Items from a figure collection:
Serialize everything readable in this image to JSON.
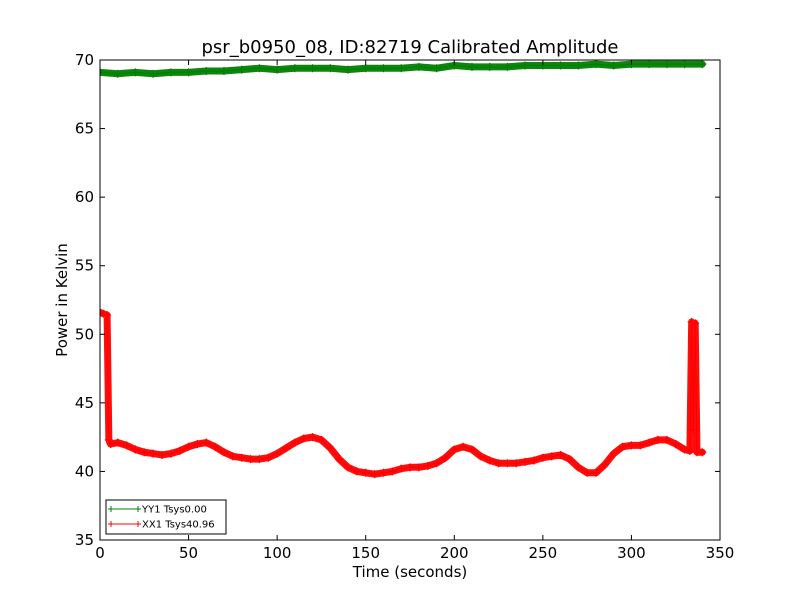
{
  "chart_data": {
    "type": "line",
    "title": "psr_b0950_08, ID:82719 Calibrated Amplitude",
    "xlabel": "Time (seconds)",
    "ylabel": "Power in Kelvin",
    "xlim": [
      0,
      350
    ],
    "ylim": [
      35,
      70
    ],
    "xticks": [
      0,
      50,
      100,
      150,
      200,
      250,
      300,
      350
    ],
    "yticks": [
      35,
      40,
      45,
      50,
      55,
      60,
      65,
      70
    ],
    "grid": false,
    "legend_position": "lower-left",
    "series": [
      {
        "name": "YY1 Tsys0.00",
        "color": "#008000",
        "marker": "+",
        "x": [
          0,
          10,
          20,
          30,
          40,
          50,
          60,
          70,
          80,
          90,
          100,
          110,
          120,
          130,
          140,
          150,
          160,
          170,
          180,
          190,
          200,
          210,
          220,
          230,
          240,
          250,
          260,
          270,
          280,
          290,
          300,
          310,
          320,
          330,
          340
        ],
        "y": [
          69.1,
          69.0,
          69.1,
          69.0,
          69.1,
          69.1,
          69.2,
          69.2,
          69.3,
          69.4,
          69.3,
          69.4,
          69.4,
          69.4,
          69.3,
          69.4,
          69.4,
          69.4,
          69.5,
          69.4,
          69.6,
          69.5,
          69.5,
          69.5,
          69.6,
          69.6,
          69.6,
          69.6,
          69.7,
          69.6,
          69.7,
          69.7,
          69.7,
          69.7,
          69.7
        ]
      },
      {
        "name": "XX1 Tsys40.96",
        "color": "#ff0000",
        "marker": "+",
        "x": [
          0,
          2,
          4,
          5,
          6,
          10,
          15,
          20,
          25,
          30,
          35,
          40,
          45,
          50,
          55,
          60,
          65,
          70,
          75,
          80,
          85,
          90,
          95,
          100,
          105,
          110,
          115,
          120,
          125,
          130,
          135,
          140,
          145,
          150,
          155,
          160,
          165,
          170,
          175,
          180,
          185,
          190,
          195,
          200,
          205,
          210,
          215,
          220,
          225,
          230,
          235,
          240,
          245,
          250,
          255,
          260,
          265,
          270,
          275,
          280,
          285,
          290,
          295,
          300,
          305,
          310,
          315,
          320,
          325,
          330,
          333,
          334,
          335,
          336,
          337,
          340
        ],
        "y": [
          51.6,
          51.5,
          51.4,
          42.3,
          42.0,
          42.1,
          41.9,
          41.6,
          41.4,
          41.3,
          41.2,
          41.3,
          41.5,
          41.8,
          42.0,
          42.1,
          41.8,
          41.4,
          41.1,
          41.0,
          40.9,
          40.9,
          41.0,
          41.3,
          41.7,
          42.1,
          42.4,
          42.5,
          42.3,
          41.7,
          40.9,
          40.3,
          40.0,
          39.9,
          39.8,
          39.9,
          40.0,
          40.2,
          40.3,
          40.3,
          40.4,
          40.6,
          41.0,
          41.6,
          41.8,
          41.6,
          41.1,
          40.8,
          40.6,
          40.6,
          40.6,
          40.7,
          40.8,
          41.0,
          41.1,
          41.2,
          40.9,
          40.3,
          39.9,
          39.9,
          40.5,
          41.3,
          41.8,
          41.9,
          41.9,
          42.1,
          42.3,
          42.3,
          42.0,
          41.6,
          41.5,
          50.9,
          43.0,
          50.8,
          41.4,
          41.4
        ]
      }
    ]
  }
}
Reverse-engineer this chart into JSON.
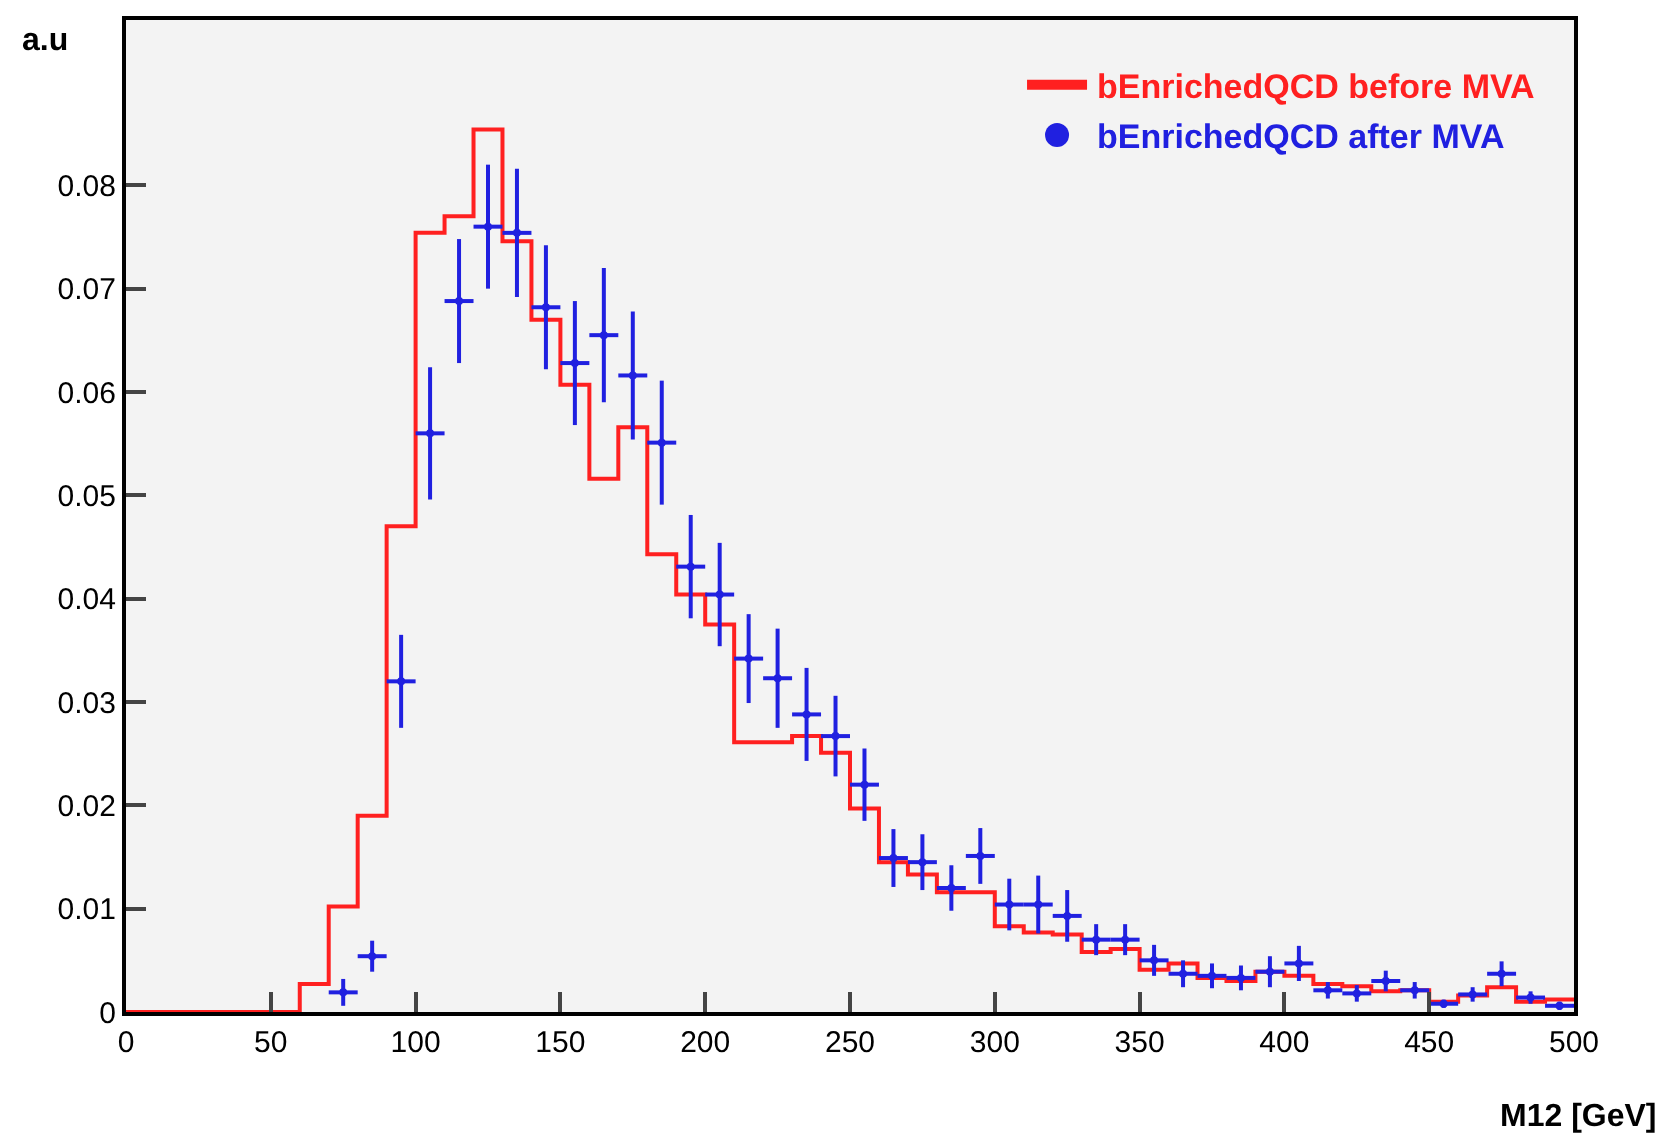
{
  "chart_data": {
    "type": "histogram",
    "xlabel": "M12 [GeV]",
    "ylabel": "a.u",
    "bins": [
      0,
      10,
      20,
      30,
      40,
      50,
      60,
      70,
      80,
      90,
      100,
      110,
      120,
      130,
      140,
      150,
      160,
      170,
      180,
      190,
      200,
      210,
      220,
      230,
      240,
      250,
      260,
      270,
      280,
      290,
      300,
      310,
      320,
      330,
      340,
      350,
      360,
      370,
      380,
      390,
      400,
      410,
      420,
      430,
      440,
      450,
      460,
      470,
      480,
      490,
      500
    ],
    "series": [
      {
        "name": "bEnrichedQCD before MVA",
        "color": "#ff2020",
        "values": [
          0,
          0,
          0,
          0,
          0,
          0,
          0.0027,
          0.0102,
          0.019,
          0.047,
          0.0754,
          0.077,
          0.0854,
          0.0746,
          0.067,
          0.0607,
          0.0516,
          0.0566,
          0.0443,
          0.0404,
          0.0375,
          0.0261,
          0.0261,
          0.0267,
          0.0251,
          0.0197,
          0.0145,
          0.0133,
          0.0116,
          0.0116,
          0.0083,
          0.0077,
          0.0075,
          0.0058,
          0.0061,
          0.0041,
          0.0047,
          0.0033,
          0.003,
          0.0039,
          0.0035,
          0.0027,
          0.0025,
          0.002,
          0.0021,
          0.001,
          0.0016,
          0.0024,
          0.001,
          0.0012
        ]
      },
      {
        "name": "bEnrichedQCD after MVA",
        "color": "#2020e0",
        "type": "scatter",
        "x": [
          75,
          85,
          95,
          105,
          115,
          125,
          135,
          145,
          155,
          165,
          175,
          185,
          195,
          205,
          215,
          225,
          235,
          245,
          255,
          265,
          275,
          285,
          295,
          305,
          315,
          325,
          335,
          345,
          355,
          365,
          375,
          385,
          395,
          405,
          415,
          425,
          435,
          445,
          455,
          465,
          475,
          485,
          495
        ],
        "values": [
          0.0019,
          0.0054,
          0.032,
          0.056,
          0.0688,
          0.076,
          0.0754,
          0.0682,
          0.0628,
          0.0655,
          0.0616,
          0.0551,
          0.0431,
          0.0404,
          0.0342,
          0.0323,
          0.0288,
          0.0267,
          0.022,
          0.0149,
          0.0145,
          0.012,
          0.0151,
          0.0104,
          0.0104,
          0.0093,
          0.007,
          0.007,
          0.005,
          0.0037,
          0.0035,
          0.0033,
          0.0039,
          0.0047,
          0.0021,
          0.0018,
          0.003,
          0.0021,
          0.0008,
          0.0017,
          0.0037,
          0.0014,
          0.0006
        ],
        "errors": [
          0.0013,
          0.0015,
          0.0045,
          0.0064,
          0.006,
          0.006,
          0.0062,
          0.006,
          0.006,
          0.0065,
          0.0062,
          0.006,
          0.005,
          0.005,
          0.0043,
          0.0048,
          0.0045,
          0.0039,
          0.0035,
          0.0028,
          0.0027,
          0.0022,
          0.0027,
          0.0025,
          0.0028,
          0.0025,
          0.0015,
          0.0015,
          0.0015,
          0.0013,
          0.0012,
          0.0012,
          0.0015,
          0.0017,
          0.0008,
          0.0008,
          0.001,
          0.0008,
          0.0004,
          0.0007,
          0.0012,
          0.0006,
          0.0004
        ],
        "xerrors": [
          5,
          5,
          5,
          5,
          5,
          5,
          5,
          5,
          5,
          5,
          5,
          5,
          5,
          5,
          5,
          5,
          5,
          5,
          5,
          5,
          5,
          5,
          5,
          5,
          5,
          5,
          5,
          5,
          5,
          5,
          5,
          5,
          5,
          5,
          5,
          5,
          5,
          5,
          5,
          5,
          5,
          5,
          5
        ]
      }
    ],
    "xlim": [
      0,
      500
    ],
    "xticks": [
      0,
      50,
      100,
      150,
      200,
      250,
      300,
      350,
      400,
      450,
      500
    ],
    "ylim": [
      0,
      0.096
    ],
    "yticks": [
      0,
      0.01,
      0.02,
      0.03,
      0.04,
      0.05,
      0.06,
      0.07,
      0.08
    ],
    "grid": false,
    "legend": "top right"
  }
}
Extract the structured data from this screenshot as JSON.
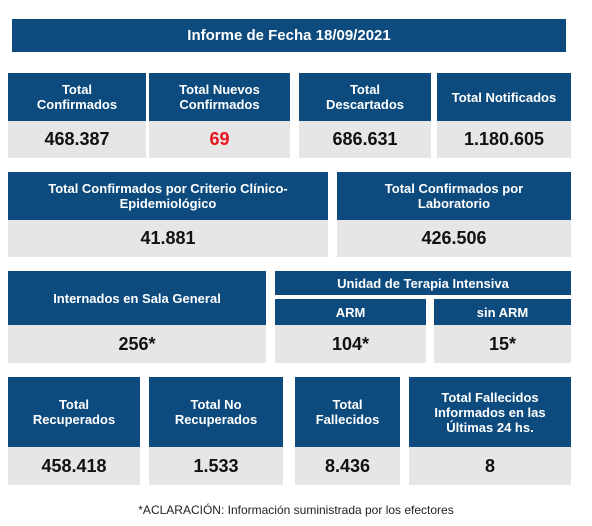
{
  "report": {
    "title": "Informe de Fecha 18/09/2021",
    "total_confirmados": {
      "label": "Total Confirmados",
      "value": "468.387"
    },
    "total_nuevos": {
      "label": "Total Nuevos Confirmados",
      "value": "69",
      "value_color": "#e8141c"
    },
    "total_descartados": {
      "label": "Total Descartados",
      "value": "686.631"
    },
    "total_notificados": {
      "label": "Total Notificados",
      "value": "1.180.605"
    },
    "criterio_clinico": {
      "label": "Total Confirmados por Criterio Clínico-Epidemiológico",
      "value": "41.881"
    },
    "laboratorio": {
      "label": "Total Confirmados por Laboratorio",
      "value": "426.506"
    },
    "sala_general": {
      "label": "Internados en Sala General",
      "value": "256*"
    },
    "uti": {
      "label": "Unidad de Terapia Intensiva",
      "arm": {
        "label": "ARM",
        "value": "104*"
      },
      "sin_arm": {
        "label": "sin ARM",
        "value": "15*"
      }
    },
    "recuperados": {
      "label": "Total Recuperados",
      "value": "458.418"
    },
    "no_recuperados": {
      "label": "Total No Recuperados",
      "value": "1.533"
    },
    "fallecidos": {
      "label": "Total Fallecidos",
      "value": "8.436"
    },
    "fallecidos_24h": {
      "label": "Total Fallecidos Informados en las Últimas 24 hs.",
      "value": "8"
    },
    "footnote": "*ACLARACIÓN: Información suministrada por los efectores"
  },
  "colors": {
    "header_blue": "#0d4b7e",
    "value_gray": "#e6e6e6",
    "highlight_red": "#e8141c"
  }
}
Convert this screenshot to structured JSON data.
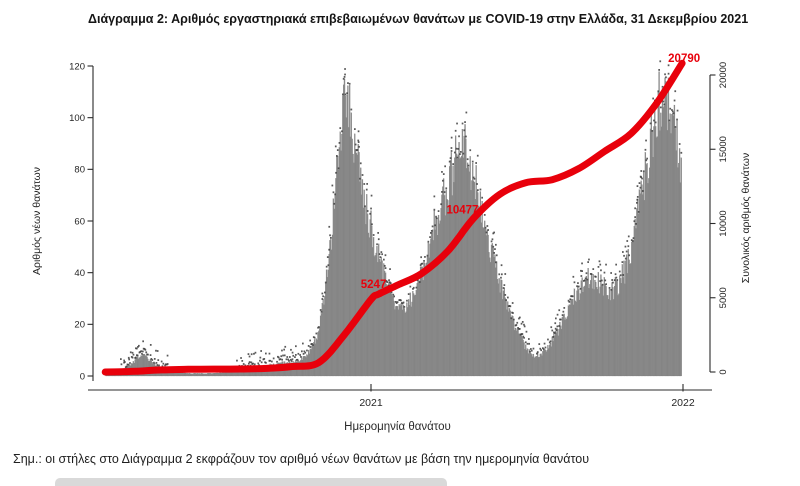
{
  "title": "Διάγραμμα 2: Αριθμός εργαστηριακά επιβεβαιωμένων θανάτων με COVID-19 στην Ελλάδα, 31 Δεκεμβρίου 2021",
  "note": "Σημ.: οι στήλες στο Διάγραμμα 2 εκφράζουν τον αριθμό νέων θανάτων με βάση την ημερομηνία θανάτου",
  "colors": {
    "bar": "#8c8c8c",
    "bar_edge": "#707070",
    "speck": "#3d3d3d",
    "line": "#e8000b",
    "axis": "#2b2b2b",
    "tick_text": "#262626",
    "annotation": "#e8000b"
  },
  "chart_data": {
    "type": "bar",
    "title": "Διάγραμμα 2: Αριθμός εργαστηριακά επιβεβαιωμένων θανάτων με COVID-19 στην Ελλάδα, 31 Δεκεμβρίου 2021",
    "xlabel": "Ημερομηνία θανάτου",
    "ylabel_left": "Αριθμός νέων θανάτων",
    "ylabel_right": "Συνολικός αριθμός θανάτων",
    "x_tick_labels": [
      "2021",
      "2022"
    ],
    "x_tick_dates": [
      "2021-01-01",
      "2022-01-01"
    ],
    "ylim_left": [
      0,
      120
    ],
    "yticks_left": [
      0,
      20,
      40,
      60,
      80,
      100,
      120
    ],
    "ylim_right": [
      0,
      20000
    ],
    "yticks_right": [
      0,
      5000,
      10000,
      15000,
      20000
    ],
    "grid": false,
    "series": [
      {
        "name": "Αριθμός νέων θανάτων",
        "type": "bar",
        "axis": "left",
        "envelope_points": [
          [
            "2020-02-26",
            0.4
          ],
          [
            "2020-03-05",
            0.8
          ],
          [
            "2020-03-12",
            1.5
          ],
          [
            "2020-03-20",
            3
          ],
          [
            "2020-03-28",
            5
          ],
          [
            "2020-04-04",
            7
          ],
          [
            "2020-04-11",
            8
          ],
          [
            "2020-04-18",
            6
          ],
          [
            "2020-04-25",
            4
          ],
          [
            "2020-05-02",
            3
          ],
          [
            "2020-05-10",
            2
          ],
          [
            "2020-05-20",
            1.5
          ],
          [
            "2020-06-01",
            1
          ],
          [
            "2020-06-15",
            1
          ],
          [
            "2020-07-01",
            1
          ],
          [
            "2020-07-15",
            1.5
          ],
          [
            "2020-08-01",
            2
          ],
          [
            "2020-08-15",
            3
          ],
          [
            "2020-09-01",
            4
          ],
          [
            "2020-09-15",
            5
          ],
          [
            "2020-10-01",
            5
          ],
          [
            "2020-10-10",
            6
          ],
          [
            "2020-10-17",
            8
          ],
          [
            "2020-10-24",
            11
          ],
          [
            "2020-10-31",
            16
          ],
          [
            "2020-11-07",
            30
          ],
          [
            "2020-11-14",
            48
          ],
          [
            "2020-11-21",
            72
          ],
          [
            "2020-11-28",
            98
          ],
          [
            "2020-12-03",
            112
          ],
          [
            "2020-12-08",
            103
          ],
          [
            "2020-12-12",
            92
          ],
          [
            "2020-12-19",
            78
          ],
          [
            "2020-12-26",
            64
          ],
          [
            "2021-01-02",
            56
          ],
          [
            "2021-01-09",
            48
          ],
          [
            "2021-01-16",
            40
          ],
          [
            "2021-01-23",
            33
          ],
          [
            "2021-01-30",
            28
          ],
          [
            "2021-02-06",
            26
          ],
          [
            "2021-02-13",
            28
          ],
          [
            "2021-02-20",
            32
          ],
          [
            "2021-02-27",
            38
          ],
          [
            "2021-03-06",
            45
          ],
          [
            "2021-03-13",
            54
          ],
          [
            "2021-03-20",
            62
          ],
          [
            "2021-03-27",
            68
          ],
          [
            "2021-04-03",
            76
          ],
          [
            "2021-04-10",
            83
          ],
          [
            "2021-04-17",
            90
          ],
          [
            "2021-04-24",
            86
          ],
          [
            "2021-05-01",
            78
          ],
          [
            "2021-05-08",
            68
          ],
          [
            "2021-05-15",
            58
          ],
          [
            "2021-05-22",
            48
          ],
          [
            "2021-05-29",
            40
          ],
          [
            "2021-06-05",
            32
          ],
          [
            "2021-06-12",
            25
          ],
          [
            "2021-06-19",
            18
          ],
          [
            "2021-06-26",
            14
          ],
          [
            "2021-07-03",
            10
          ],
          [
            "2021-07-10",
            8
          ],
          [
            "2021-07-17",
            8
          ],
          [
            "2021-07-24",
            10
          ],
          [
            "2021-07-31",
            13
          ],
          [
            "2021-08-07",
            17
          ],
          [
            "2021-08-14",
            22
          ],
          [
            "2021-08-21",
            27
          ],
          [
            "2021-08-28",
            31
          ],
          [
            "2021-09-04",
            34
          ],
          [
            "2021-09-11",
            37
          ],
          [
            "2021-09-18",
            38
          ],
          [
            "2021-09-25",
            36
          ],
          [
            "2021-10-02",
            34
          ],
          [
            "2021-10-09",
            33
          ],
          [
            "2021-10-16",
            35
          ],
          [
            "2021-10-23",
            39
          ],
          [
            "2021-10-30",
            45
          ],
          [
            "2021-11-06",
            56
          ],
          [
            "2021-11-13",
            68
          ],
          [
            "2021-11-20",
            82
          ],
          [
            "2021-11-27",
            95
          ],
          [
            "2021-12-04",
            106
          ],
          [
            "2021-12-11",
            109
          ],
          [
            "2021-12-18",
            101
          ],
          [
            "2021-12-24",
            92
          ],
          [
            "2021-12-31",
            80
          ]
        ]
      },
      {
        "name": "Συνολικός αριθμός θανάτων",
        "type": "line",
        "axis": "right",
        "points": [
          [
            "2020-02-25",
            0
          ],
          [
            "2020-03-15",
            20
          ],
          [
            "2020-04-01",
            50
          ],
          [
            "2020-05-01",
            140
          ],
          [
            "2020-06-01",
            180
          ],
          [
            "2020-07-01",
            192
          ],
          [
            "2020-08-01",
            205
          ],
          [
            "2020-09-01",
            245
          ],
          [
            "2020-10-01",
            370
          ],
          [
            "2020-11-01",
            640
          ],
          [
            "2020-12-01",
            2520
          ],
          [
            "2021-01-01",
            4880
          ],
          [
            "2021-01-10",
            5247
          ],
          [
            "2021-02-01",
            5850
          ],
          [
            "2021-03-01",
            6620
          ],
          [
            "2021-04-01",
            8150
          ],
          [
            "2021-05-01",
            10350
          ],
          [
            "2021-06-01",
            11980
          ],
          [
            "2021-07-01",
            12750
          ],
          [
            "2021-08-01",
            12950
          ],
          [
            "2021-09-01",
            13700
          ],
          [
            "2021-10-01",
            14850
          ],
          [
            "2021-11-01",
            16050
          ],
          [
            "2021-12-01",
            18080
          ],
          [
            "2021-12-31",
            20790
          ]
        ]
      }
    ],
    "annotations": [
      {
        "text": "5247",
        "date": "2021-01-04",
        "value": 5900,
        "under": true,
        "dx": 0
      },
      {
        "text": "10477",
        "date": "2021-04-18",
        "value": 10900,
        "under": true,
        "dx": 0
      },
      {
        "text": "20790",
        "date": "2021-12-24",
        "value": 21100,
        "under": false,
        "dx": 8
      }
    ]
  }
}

## STATED TASK
From the entries above, pull out each line that includes "xlabel".

## RESPONSE
    "xlabel": "Time (seconds)",
    "xlabel": "M12 [GeV]",
    "xlabel": "Ημερομηνία θανάτου",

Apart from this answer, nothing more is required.